### Stated goal:
The listing below should be written out exactly; please include all of it.
— START OF Material —
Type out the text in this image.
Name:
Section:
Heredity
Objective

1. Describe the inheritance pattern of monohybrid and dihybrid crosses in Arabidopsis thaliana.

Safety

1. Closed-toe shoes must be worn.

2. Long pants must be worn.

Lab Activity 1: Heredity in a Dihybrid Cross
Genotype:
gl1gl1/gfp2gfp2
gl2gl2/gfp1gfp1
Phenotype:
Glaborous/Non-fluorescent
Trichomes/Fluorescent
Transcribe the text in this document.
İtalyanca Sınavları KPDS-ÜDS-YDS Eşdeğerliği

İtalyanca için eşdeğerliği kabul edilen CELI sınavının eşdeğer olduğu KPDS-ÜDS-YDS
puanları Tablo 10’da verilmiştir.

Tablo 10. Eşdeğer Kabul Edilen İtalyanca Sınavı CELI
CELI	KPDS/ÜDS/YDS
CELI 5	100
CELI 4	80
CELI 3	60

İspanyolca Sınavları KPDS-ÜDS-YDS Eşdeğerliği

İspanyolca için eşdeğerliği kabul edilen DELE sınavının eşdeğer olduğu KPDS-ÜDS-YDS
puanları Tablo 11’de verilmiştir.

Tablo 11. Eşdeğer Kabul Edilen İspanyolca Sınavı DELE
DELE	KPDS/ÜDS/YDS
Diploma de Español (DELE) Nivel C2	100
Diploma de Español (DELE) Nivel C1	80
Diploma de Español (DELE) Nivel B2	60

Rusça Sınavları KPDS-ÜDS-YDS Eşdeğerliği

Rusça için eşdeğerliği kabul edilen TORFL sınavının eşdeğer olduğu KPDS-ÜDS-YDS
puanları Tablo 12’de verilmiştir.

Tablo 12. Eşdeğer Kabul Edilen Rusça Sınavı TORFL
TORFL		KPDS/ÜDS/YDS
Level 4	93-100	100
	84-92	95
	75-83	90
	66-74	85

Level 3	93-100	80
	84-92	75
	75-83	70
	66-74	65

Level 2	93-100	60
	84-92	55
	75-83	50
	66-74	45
— END OF Material —
### Result:
Type out the text in this image.
Name:
Section:
Heredity
Objective

1. Describe the inheritance pattern of monohybrid and dihybrid crosses in Arabidopsis thaliana.

Safety

1. Closed-toe shoes must be worn.

2. Long pants must be worn.

Lab Activity 1: Heredity in a Dihybrid Cross
Genotype:
gl1gl1/gfp2gfp2
gl2gl2/gfp1gfp1
Phenotype:
Glaborous/Non-fluorescent
Trichomes/Fluorescent
Transcribe the text in this document.
İtalyanca Sınavları KPDS-ÜDS-YDS Eşdeğerliği

İtalyanca için eşdeğerliği kabul edilen CELI sınavının eşdeğer olduğu KPDS-ÜDS-YDS
puanları Tablo 10’da verilmiştir.

Tablo 10. Eşdeğer Kabul Edilen İtalyanca Sınavı CELI
CELI	KPDS/ÜDS/YDS
CELI 5	100
CELI 4	80
CELI 3	60

İspanyolca Sınavları KPDS-ÜDS-YDS Eşdeğerliği

İspanyolca için eşdeğerliği kabul edilen DELE sınavının eşdeğer olduğu KPDS-ÜDS-YDS
puanları Tablo 11’de verilmiştir.

Tablo 11. Eşdeğer Kabul Edilen İspanyolca Sınavı DELE
DELE	KPDS/ÜDS/YDS
Diploma de Español (DELE) Nivel C2	100
Diploma de Español (DELE) Nivel C1	80
Diploma de Español (DELE) Nivel B2	60

Rusça Sınavları KPDS-ÜDS-YDS Eşdeğerliği

Rusça için eşdeğerliği kabul edilen TORFL sınavının eşdeğer olduğu KPDS-ÜDS-YDS
puanları Tablo 12’de verilmiştir.

Tablo 12. Eşdeğer Kabul Edilen Rusça Sınavı TORFL
TORFL		KPDS/ÜDS/YDS
Level 4	93-100	100
	84-92	95
	75-83	90
	66-74	85

Level 3	93-100	80
	84-92	75
	75-83	70
	66-74	65

Level 2	93-100	60
	84-92	55
	75-83	50
	66-74	45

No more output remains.